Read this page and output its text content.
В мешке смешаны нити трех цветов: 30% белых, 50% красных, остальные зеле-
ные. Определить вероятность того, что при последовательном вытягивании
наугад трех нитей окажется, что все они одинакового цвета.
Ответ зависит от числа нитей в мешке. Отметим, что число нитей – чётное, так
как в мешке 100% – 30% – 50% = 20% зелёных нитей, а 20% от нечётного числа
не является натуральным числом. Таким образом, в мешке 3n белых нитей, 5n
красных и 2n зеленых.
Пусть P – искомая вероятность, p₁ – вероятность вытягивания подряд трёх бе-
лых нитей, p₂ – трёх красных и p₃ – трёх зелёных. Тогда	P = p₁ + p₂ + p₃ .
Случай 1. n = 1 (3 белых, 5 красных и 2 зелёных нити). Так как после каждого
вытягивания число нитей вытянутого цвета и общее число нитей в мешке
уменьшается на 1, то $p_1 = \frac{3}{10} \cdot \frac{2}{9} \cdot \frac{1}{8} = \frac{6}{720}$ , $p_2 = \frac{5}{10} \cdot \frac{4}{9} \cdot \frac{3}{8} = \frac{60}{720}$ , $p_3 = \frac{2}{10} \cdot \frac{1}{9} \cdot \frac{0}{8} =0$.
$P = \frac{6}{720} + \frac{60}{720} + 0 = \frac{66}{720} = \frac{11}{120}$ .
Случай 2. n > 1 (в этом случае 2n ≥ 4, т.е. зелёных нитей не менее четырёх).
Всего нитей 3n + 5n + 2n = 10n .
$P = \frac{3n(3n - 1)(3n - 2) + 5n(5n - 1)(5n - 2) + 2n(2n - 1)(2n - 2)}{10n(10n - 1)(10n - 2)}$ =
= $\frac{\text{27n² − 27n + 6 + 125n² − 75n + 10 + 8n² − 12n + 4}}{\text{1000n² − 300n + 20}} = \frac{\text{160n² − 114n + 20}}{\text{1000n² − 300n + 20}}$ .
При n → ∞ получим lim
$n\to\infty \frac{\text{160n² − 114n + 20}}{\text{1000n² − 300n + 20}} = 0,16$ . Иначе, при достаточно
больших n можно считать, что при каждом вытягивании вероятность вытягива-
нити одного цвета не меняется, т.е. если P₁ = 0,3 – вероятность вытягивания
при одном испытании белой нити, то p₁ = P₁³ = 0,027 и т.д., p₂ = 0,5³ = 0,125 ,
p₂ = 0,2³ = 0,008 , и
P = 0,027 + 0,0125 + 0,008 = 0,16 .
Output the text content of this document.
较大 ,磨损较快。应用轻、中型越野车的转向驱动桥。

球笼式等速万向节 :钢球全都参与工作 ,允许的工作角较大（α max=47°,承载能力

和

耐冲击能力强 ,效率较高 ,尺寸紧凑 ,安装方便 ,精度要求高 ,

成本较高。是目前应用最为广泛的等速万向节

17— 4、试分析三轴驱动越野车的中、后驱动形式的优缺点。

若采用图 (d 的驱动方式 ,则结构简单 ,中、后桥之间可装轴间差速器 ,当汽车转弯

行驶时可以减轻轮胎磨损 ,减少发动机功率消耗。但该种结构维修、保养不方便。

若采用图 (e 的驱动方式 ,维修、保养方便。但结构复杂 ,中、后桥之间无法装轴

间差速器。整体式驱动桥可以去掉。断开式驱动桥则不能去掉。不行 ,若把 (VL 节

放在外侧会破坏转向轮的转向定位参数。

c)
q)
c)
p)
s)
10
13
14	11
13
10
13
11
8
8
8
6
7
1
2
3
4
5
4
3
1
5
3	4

EXERCISE INSTRUCTIONS: Repeat the lines from the one containing "Output the text content of this document." through the end of the listing, exactly and without any other lines; both ends are included.

RESULT OF THE TASK:
Output the text content of this document.
较大 ,磨损较快。应用轻、中型越野车的转向驱动桥。

球笼式等速万向节 :钢球全都参与工作 ,允许的工作角较大（α max=47°,承载能力

和

耐冲击能力强 ,效率较高 ,尺寸紧凑 ,安装方便 ,精度要求高 ,

成本较高。是目前应用最为广泛的等速万向节

17— 4、试分析三轴驱动越野车的中、后驱动形式的优缺点。

若采用图 (d 的驱动方式 ,则结构简单 ,中、后桥之间可装轴间差速器 ,当汽车转弯

行驶时可以减轻轮胎磨损 ,减少发动机功率消耗。但该种结构维修、保养不方便。

若采用图 (e 的驱动方式 ,维修、保养方便。但结构复杂 ,中、后桥之间无法装轴

间差速器。整体式驱动桥可以去掉。断开式驱动桥则不能去掉。不行 ,若把 (VL 节

放在外侧会破坏转向轮的转向定位参数。

c)
q)
c)
p)
s)
10
13
14	11
13
10
13
11
8
8
8
6
7
1
2
3
4
5
4
3
1
5
3	4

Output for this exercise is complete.